## BEGIN Information given

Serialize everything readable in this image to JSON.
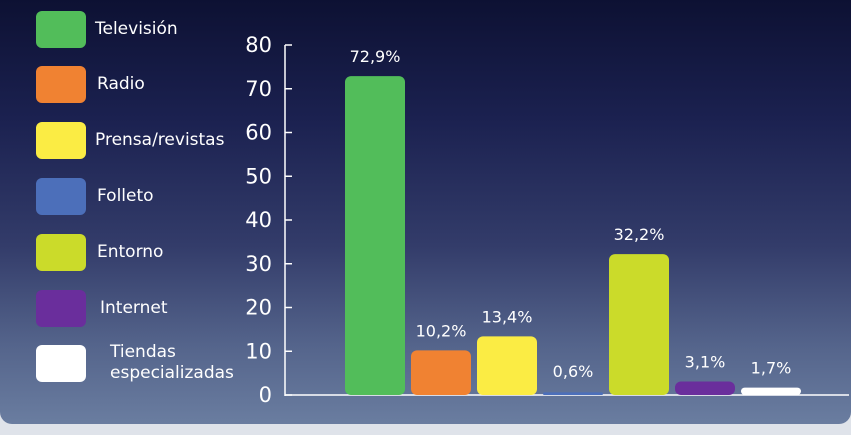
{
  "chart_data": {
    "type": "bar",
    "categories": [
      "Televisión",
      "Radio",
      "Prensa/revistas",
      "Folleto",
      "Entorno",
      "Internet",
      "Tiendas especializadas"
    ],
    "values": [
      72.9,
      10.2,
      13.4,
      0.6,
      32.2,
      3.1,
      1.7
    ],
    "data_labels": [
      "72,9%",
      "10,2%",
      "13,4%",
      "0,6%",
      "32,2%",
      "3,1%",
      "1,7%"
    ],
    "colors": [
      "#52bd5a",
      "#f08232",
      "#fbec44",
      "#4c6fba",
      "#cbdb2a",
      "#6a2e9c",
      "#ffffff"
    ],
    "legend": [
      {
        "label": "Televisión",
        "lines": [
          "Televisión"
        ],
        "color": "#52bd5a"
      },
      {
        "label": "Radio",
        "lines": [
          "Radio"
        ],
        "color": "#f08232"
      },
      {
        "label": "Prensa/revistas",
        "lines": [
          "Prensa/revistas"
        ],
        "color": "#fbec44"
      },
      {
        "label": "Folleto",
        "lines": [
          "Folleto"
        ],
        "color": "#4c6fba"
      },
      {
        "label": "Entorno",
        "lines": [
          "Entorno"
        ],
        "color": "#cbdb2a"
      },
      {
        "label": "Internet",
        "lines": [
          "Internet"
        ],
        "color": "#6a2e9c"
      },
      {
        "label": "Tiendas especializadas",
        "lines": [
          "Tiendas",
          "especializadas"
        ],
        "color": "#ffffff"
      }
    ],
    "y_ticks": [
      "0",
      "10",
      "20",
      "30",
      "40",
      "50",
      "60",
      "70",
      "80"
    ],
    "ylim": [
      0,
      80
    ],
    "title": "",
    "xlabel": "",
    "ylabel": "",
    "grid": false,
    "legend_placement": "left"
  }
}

## END Information given
## BEGIN Information given

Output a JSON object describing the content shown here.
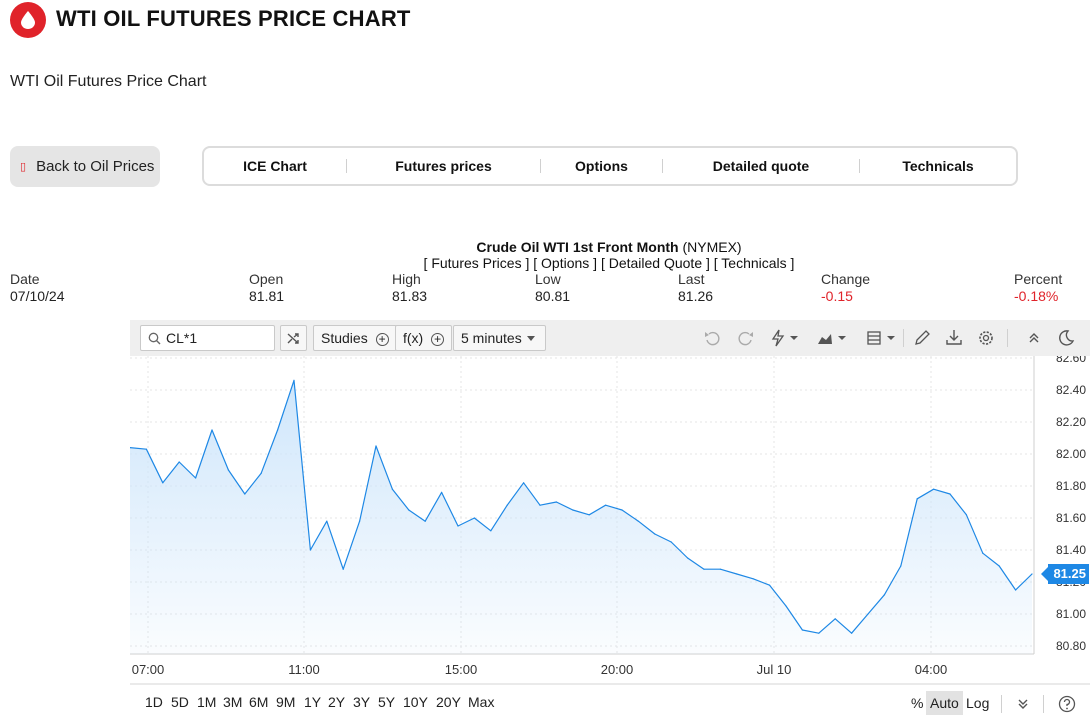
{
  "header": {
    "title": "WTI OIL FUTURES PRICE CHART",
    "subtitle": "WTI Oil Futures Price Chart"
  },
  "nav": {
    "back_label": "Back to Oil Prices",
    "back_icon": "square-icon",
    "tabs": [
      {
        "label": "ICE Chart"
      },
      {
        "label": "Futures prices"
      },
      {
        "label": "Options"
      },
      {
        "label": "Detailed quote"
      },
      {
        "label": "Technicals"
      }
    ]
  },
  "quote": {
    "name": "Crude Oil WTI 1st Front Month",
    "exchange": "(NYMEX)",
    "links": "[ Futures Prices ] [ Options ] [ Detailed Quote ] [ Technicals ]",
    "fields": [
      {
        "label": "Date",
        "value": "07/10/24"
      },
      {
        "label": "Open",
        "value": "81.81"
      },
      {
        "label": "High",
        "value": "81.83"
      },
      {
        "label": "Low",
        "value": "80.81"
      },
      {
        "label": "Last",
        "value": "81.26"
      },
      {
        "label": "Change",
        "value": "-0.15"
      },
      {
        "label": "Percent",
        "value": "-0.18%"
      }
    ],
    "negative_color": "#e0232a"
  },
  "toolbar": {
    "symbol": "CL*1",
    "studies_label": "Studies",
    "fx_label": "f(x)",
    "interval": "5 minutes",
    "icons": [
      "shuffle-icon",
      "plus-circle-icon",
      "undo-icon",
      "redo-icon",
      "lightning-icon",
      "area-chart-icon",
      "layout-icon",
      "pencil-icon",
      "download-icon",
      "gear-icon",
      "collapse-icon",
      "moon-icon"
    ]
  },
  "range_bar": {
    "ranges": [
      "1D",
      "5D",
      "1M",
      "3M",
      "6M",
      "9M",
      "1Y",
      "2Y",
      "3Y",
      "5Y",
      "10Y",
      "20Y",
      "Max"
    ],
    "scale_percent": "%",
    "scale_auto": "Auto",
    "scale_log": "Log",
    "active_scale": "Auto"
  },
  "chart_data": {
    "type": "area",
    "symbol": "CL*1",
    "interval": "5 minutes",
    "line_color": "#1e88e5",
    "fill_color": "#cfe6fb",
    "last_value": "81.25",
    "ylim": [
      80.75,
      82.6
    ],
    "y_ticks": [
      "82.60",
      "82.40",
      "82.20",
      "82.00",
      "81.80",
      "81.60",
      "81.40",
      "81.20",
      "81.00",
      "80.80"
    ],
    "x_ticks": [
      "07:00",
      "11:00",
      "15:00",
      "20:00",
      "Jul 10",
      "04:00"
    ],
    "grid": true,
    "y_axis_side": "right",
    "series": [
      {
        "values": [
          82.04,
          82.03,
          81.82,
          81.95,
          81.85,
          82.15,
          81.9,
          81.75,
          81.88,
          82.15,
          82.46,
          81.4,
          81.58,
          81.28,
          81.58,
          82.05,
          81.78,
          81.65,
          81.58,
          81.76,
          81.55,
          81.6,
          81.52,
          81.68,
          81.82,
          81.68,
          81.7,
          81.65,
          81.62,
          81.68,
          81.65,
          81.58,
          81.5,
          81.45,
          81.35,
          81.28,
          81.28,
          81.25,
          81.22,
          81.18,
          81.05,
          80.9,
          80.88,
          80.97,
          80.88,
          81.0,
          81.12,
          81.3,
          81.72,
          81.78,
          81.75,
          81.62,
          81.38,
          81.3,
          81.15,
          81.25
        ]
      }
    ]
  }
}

## END Information given

◆ What to work on:
Find and count the lines of the data that include the string "Tiendas", and report that figure by itself.

◆ Response to this exercise:
3